- **Document passage**

Created 12-15-2015 02:19 PM
I have seen this before, but on a HDP 2.3 system. Could you paste the content of your capacity-scheduler.xml (In Ambari within the Yarn config)
Created 12-15-2015 02:25 PM
@Jonas Straub - do I just need to provide these 2 params in my blueprint? Seems like a potential bug to me.
Created 12-15-2015 02:30 PM
This sounds like a bug, and both values are removed in newer Ambari versions.
https://issues.apache.org/jira/browse/AMBARI-13232
Could you remove the following two values and try to restart the RM:
Created 12-15-2015 03:46 PM
Took those out of the capacity-scheduler.xml file and attempted to restart, still fails, I've added the messages to the Q.
Created 12-15-2015 04:00 PM
can you check to local file (etc/yarn/conf/capacity-scheduler.xml) and make sure the values are not set in there.
make sure there is no RM still running (ps aux | grep resourcemanager) and there is no RM pid-file in /var/run/hadoop-yarn/yarn
Created 12-15-2015 05:09 PM
I had to remove the options through the config tab of Ambari but once I did that I was able to restart and resourcemanager is now running.
Created 12-15-2015 05:36 PM
Awesome! I am glad its running now 🙂

- **Task list**
a: Say whether each statement agrees with the forum thread, answering yes or no and quoting the deciding words: (i) One reply says the problem had been seen before on an HDP 2.3 system. (ii) Taking the two values out of the capacity-scheduler.xml file let the restart succeed. (iii) After the options were removed through the Ambari config tab, the resourcemanager was running.
b: Output a passage of the forum thread word for word, beginning at the words "https://issues.apache.org/jira/browse/AMBARI-13232" and stopping after "messages to the Q.".
The data that follow play no role here.

- **Provided data**
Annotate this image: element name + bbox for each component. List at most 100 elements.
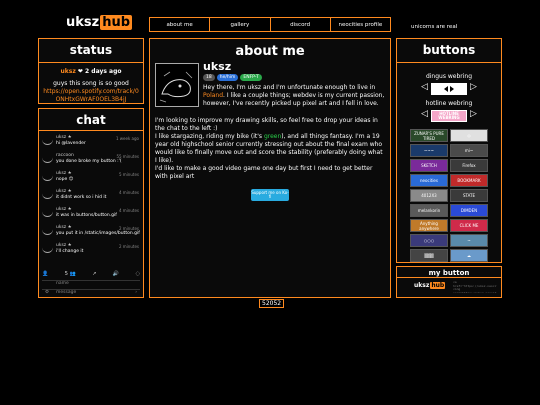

- **Results**
a:
(i) Yes: "I have seen this before, but on a HDP 2.3 system."
(ii) No: "Took those out of the capacity-scheduler.xml file and attempted to restart, still fails"
(iii) Yes: "once I did that I was able to restart and resourcemanager is now running"

b:
https://issues.apache.org/jira/browse/AMBARI-13232
Could you remove the following two values and try to restart the RM:
Created 12-15-2015 03:46 PM
Took those out of the capacity-scheduler.xml file and attempted to restart, still fails, I've added the messages to the Q.